Copy every line in the records below that contains the word "issued".
-- start The input --
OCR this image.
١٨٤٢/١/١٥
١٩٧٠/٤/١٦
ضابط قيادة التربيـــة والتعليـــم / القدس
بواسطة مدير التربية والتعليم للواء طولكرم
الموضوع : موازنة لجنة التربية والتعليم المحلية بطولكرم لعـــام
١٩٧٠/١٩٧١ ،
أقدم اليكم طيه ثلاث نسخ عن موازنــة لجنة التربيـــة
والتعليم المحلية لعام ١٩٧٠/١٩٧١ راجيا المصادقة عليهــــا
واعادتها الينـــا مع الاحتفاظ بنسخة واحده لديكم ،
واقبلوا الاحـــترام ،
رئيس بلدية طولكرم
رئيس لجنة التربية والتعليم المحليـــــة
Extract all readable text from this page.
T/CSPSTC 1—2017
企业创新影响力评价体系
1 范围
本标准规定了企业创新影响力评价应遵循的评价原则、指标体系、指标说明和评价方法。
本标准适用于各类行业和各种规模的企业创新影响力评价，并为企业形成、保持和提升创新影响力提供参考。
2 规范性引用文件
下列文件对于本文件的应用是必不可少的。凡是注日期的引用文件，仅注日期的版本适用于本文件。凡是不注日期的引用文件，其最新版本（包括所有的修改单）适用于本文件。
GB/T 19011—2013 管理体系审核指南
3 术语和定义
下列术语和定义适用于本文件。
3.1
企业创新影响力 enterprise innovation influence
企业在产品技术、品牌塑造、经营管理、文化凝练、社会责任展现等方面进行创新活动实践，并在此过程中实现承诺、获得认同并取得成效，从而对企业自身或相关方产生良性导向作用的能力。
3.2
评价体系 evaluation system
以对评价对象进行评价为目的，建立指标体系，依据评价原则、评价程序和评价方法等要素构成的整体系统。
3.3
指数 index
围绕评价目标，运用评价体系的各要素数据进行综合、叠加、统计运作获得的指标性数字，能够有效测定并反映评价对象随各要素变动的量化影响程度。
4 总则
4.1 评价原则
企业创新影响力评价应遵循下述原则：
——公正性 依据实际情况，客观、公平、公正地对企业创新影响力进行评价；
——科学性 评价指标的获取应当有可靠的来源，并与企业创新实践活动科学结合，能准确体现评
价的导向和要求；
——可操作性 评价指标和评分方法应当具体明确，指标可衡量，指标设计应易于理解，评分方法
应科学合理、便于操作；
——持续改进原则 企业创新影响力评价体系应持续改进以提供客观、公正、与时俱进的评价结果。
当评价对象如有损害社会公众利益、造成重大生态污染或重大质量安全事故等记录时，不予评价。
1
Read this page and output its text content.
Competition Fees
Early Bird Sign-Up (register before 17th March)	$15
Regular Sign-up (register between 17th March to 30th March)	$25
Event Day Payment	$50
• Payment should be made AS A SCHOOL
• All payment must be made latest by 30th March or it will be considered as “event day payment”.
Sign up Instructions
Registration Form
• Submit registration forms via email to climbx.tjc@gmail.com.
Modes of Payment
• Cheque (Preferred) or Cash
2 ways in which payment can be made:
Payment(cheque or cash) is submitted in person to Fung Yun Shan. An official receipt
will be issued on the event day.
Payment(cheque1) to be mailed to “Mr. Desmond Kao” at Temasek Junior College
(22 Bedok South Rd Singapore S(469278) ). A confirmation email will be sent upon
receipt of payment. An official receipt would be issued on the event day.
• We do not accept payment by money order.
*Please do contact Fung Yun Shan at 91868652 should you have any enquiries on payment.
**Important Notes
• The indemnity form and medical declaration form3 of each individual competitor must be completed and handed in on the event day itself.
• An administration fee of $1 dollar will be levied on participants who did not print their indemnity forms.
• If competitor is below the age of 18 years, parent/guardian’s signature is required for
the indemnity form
-- end The input --
### Answer
will be issued on the event day.
receipt of payment. An official receipt would be issued on the event day.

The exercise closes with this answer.